WRITTEN TASK
Print the listing in its entirety and exactly, leaving out images.

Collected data
※ ※ ※
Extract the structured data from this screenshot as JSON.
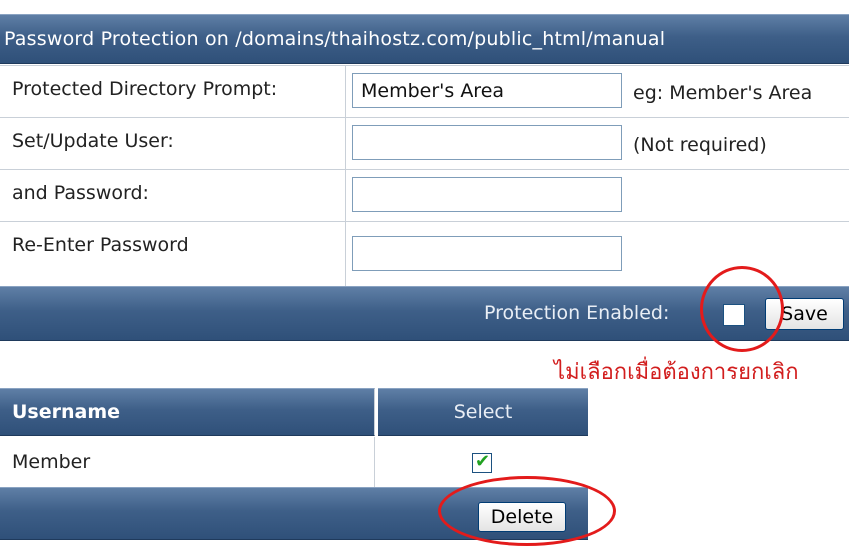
{
  "header": {
    "title": "Password Protection on /domains/thaihostz.com/public_html/manual"
  },
  "form": {
    "rows": [
      {
        "label": "Protected Directory Prompt:",
        "value": "Member's Area",
        "hint": "eg: Member's Area"
      },
      {
        "label": "Set/Update User:",
        "value": "",
        "hint": "(Not required)"
      },
      {
        "label": "and Password:",
        "value": "",
        "hint": ""
      },
      {
        "label": "Re-Enter Password",
        "value": "",
        "hint": ""
      }
    ]
  },
  "save_bar": {
    "protection_label": "Protection Enabled:",
    "save_label": "Save",
    "protection_checked": false
  },
  "annotation": {
    "note": "ไม่เลือกเมื่อต้องการยกเลิก",
    "color": "#e31b1b"
  },
  "users_table": {
    "headers": {
      "username": "Username",
      "select": "Select"
    },
    "rows": [
      {
        "username": "Member",
        "selected": true
      }
    ],
    "delete_label": "Delete",
    "check_glyph": "✔"
  },
  "colors": {
    "bar": "#3e5f88",
    "field_border": "#7f9db9"
  }
}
※ ※ ※
RESPONSE
Extract the structured data from this screenshot as JSON.
{
  "header": {
    "title": "Password Protection on /domains/thaihostz.com/public_html/manual"
  },
  "form": {
    "rows": [
      {
        "label": "Protected Directory Prompt:",
        "value": "Member's Area",
        "hint": "eg: Member's Area"
      },
      {
        "label": "Set/Update User:",
        "value": "",
        "hint": "(Not required)"
      },
      {
        "label": "and Password:",
        "value": "",
        "hint": ""
      },
      {
        "label": "Re-Enter Password",
        "value": "",
        "hint": ""
      }
    ]
  },
  "save_bar": {
    "protection_label": "Protection Enabled:",
    "save_label": "Save",
    "protection_checked": false
  },
  "annotation": {
    "note": "ไม่เลือกเมื่อต้องการยกเลิก",
    "color": "#e31b1b"
  },
  "users_table": {
    "headers": {
      "username": "Username",
      "select": "Select"
    },
    "rows": [
      {
        "username": "Member",
        "selected": true
      }
    ],
    "delete_label": "Delete",
    "check_glyph": "✔"
  },
  "colors": {
    "bar": "#3e5f88",
    "field_border": "#7f9db9"
  }
}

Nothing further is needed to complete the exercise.